Instructions for the task: Reproduce every record exactly as it appears, but not the pictures.

Source data:
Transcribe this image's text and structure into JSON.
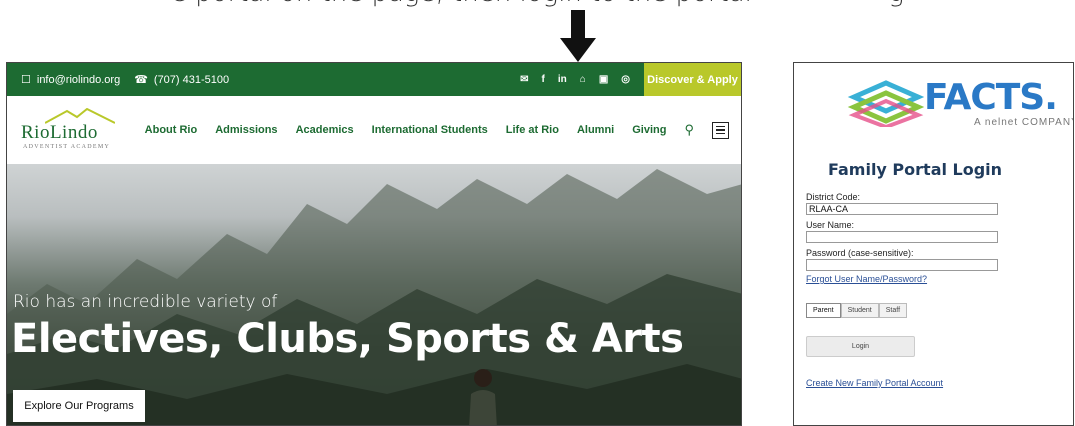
{
  "caption": {
    "left_text": "e portal on the page, then login to the portal",
    "right_text": "g"
  },
  "site": {
    "topbar": {
      "email": "info@riolindo.org",
      "phone": "(707) 431-5100",
      "social_icons": [
        "mail-icon",
        "facebook-icon",
        "linkedin-icon",
        "graduation-cap-icon",
        "youtube-icon",
        "instagram-icon"
      ],
      "social_glyphs": [
        "✉",
        "f",
        "in",
        "⌂",
        "▣",
        "◎"
      ],
      "cta": "Discover & Apply"
    },
    "logo": {
      "name": "RioLindo",
      "subtitle": "ADVENTIST ACADEMY"
    },
    "nav": [
      "About Rio",
      "Admissions",
      "Academics",
      "International Students",
      "Life at Rio",
      "Alumni",
      "Giving"
    ],
    "hero": {
      "lead": "Rio has an incredible variety of",
      "headline": "Electives, Clubs, Sports & Arts",
      "button": "Explore Our Programs"
    },
    "colors": {
      "brand_green": "#1d6b32",
      "cta_lime": "#b9c82a"
    }
  },
  "facts": {
    "brand": "FACTS.",
    "tagline": "A nelnet COMPANY",
    "title": "Family Portal Login",
    "district_label": "District Code:",
    "district_value": "RLAA-CA",
    "username_label": "User Name:",
    "username_value": "",
    "password_label": "Password (case-sensitive):",
    "password_value": "",
    "forgot_link": "Forgot User Name/Password?",
    "roles": [
      "Parent",
      "Student",
      "Staff"
    ],
    "selected_role": "Parent",
    "login_button": "Login",
    "create_link": "Create New Family Portal Account"
  }
}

Solution to this task:
Transcribe this image's text and structure into JSON.
{
  "caption": {
    "left_text": "e portal on the page, then login to the portal",
    "right_text": "g"
  },
  "site": {
    "topbar": {
      "email": "info@riolindo.org",
      "phone": "(707) 431-5100",
      "social_icons": [
        "mail-icon",
        "facebook-icon",
        "linkedin-icon",
        "graduation-cap-icon",
        "youtube-icon",
        "instagram-icon"
      ],
      "social_glyphs": [
        "✉",
        "f",
        "in",
        "⌂",
        "▣",
        "◎"
      ],
      "cta": "Discover & Apply"
    },
    "logo": {
      "name": "RioLindo",
      "subtitle": "ADVENTIST ACADEMY"
    },
    "nav": [
      "About Rio",
      "Admissions",
      "Academics",
      "International Students",
      "Life at Rio",
      "Alumni",
      "Giving"
    ],
    "hero": {
      "lead": "Rio has an incredible variety of",
      "headline": "Electives, Clubs, Sports & Arts",
      "button": "Explore Our Programs"
    },
    "colors": {
      "brand_green": "#1d6b32",
      "cta_lime": "#b9c82a"
    }
  },
  "facts": {
    "brand": "FACTS.",
    "tagline": "A nelnet COMPANY",
    "title": "Family Portal Login",
    "district_label": "District Code:",
    "district_value": "RLAA-CA",
    "username_label": "User Name:",
    "username_value": "",
    "password_label": "Password (case-sensitive):",
    "password_value": "",
    "forgot_link": "Forgot User Name/Password?",
    "roles": [
      "Parent",
      "Student",
      "Staff"
    ],
    "selected_role": "Parent",
    "login_button": "Login",
    "create_link": "Create New Family Portal Account"
  }
}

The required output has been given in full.